[DATASET ENTRIES]
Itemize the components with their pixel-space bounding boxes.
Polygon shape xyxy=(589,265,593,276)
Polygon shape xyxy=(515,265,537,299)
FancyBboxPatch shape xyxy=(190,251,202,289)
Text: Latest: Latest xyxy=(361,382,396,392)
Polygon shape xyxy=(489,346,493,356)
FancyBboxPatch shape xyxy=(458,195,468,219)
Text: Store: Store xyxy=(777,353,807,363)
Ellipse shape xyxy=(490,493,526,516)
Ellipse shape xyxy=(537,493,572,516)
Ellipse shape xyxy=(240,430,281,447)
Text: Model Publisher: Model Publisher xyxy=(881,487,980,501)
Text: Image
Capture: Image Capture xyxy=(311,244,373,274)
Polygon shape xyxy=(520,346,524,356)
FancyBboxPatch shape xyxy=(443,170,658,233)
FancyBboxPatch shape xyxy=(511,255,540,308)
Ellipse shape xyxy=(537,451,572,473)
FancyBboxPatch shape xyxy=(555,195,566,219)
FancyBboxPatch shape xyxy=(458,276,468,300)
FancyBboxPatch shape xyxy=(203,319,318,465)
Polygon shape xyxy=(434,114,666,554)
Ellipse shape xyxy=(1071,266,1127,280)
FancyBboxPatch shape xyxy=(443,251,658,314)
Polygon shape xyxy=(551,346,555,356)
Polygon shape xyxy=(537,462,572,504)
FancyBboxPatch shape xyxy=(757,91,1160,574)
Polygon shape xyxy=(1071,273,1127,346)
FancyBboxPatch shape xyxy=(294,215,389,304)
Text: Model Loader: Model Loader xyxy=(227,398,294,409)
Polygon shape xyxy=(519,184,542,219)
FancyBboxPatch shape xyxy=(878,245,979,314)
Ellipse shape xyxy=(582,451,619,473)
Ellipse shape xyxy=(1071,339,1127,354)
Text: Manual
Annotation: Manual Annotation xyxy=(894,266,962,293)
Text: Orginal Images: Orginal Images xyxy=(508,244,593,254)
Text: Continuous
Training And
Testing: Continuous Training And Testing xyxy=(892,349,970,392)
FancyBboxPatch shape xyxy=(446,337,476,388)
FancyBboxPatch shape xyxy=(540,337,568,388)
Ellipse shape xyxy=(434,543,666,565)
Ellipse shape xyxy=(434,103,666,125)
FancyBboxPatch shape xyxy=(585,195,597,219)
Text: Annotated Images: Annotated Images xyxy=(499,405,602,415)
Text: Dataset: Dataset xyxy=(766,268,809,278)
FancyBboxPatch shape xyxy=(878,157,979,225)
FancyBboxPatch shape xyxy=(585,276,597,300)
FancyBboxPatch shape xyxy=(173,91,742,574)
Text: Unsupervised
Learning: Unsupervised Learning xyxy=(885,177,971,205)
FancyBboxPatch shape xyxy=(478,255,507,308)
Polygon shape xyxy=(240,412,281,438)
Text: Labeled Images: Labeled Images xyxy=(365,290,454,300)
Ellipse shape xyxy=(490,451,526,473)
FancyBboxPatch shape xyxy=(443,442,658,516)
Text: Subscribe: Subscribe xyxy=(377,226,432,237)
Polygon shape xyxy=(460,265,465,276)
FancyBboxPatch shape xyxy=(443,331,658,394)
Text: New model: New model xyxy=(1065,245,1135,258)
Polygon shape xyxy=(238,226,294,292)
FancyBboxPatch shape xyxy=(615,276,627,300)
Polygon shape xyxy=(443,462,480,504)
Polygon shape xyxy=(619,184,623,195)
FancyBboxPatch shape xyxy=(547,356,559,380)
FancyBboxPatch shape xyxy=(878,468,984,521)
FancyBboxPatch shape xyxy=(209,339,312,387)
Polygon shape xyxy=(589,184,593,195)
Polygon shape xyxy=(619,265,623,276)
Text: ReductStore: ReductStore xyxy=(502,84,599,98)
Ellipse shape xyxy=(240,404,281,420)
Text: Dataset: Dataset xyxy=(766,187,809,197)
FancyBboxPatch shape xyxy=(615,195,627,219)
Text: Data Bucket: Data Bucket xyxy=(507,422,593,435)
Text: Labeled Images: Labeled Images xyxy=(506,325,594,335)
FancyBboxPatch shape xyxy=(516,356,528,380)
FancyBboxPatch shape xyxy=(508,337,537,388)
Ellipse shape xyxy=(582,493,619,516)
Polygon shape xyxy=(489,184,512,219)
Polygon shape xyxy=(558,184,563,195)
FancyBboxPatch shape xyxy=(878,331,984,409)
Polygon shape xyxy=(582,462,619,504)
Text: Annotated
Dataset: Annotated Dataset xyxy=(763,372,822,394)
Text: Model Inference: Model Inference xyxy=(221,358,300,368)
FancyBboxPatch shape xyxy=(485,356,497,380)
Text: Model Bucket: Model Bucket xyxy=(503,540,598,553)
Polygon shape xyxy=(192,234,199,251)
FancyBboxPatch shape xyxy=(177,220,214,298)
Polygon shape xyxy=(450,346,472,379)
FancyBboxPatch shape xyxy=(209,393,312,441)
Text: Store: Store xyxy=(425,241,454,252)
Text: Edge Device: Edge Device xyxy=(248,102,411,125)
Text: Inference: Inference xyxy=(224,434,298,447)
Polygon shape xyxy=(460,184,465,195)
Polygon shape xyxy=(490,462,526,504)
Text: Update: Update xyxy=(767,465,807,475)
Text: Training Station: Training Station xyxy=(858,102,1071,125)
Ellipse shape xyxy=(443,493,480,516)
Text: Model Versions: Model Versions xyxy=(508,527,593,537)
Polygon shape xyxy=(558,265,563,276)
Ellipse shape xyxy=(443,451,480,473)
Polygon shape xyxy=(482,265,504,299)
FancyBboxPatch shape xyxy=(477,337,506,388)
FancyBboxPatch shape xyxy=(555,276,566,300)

[STATED GOAL] Please copy out the data above without any changes, from its first line through the line containing "Capture: Image Capture xyxy=(311,244,373,274)", including both ends.

[TASK SOLUTION]
Itemize the components with their pixel-space bounding boxes.
Polygon shape xyxy=(589,265,593,276)
Polygon shape xyxy=(515,265,537,299)
FancyBboxPatch shape xyxy=(190,251,202,289)
Text: Latest: Latest xyxy=(361,382,396,392)
Polygon shape xyxy=(489,346,493,356)
FancyBboxPatch shape xyxy=(458,195,468,219)
Text: Store: Store xyxy=(777,353,807,363)
Ellipse shape xyxy=(490,493,526,516)
Ellipse shape xyxy=(537,493,572,516)
Ellipse shape xyxy=(240,430,281,447)
Text: Model Publisher: Model Publisher xyxy=(881,487,980,501)
Text: Image
Capture: Image Capture xyxy=(311,244,373,274)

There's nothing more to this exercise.